**Aim**
Your copy of the material must match it exactly, except that pictures are dropped.

———

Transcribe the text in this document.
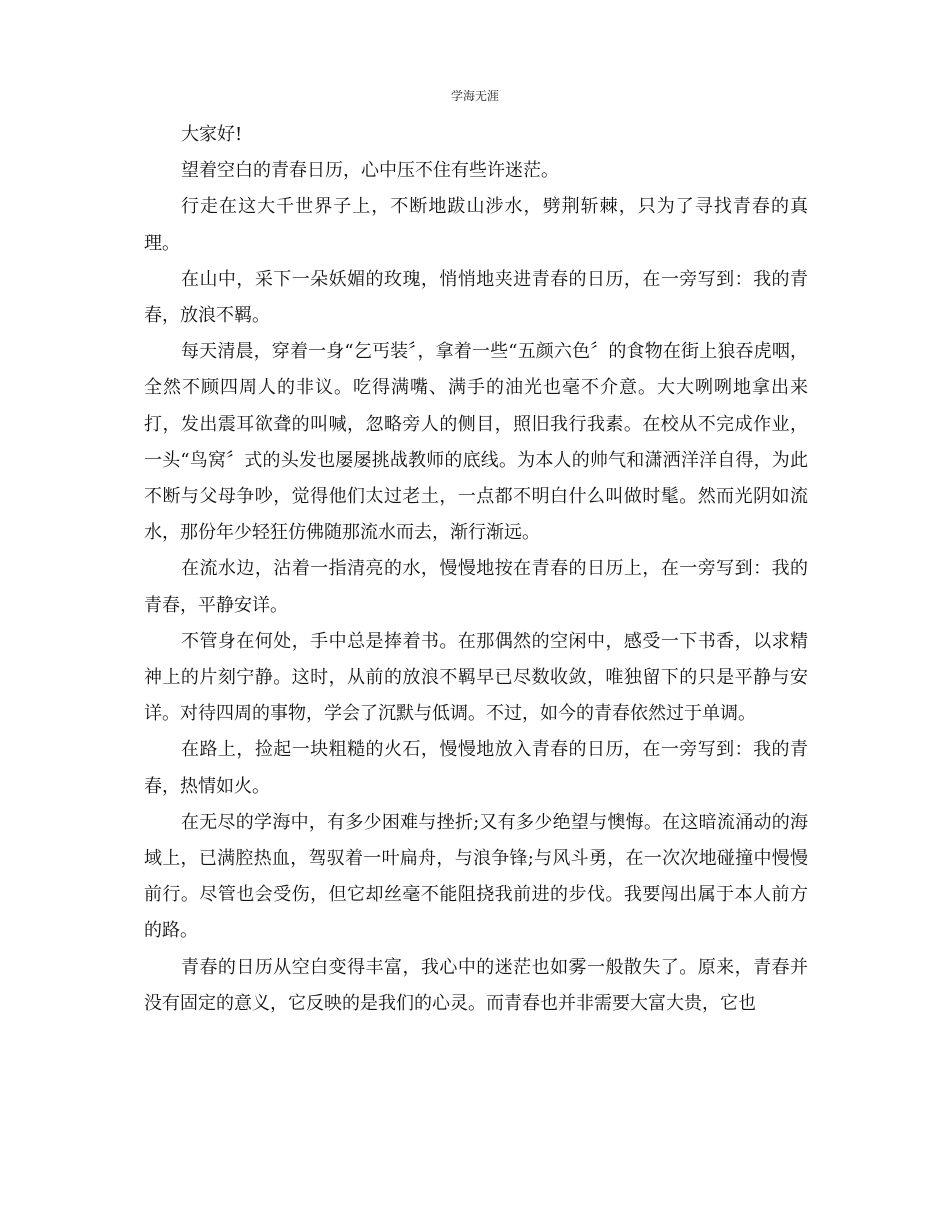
学海无涯

大家好!

望着空白的青春日历，心中压不住有些许迷茫。

行走在这大千世界子上，不断地跋山涉水，劈荆斩棘，只为了寻找青春的真理。

在山中，采下一朵妖媚的玫瑰，悄悄地夹进青春的日历，在一旁写到：我的青春，放浪不羁。

每天清晨，穿着一身“乞丐装〞，拿着一些“五颜六色〞的食物在街上狼吞虎咽，全然不顾四周人的非议。吃得满嘴、满手的油光也毫不介意。大大咧咧地拿出来打，发出震耳欲聋的叫喊，忽略旁人的侧目，照旧我行我素。在校从不完成作业，一头“鸟窝〞式的头发也屡屡挑战教师的底线。为本人的帅气和潇洒洋洋自得，为此不断与父母争吵，觉得他们太过老土，一点都不明白什么叫做时髦。然而光阴如流水，那份年少轻狂仿佛随那流水而去，渐行渐远。

在流水边，沾着一指清亮的水，慢慢地按在青春的日历上，在一旁写到：我的青春，平静安详。

不管身在何处，手中总是捧着书。在那偶然的空闲中，感受一下书香，以求精神上的片刻宁静。这时，从前的放浪不羁早已尽数收敛，唯独留下的只是平静与安详。对待四周的事物，学会了沉默与低调。不过，如今的青春依然过于单调。

在路上，捡起一块粗糙的火石，慢慢地放入青春的日历，在一旁写到：我的青春，热情如火。

在无尽的学海中，有多少困难与挫折;又有多少绝望与懊悔。在这暗流涌动的海域上，已满腔热血，驾驭着一叶扁舟，与浪争锋;与风斗勇，在一次次地碰撞中慢慢前行。尽管也会受伤，但它却丝毫不能阻挠我前进的步伐。我要闯出属于本人前方的路。

青春的日历从空白变得丰富，我心中的迷茫也如雾一般散失了。原来，青春并没有固定的意义，它反映的是我们的心灵。而青春也并非需要大富大贵，它也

———

**Final result**
Transcribe the text in this document.
学海无涯

大家好!

望着空白的青春日历，心中压不住有些许迷茫。

行走在这大千世界子上，不断地跋山涉水，劈荆斩棘，只为了寻找青春的真理。

在山中，采下一朵妖媚的玫瑰，悄悄地夹进青春的日历，在一旁写到：我的青春，放浪不羁。

每天清晨，穿着一身“乞丐装〞，拿着一些“五颜六色〞的食物在街上狼吞虎咽，全然不顾四周人的非议。吃得满嘴、满手的油光也毫不介意。大大咧咧地拿出来打，发出震耳欲聋的叫喊，忽略旁人的侧目，照旧我行我素。在校从不完成作业，一头“鸟窝〞式的头发也屡屡挑战教师的底线。为本人的帅气和潇洒洋洋自得，为此不断与父母争吵，觉得他们太过老土，一点都不明白什么叫做时髦。然而光阴如流水，那份年少轻狂仿佛随那流水而去，渐行渐远。

在流水边，沾着一指清亮的水，慢慢地按在青春的日历上，在一旁写到：我的青春，平静安详。

不管身在何处，手中总是捧着书。在那偶然的空闲中，感受一下书香，以求精神上的片刻宁静。这时，从前的放浪不羁早已尽数收敛，唯独留下的只是平静与安详。对待四周的事物，学会了沉默与低调。不过，如今的青春依然过于单调。

在路上，捡起一块粗糙的火石，慢慢地放入青春的日历，在一旁写到：我的青春，热情如火。

在无尽的学海中，有多少困难与挫折;又有多少绝望与懊悔。在这暗流涌动的海域上，已满腔热血，驾驭着一叶扁舟，与浪争锋;与风斗勇，在一次次地碰撞中慢慢前行。尽管也会受伤，但它却丝毫不能阻挠我前进的步伐。我要闯出属于本人前方的路。

青春的日历从空白变得丰富，我心中的迷茫也如雾一般散失了。原来，青春并没有固定的意义，它反映的是我们的心灵。而青春也并非需要大富大贵，它也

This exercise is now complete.